— Begin DATASET CONTENT —

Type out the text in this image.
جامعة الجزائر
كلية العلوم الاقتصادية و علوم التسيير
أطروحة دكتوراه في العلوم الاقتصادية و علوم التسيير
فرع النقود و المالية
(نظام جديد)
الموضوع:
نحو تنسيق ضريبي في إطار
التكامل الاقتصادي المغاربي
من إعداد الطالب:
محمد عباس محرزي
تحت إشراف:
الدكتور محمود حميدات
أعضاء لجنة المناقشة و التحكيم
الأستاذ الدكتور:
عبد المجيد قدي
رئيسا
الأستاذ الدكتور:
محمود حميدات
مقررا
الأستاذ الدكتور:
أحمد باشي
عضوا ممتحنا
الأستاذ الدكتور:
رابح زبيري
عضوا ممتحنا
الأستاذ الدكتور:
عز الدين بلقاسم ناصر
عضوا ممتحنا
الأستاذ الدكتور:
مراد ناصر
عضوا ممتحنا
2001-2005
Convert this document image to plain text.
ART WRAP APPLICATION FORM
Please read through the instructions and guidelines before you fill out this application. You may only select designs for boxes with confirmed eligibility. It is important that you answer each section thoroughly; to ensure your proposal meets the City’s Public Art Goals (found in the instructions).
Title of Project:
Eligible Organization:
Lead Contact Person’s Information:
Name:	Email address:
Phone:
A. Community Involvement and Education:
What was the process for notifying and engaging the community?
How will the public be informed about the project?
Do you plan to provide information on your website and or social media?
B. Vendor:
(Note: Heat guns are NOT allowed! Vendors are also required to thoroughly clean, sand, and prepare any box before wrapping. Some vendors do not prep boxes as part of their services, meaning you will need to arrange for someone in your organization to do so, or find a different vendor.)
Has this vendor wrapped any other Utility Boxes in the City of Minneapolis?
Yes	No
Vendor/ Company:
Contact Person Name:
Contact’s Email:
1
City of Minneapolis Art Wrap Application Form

— End DATASET CONTENT —

TASK OBJECTIVE:
Copy every line of the material in which the word "image" occurs.

SOLUTION:
Type out the text in this image.
Convert this document image to plain text.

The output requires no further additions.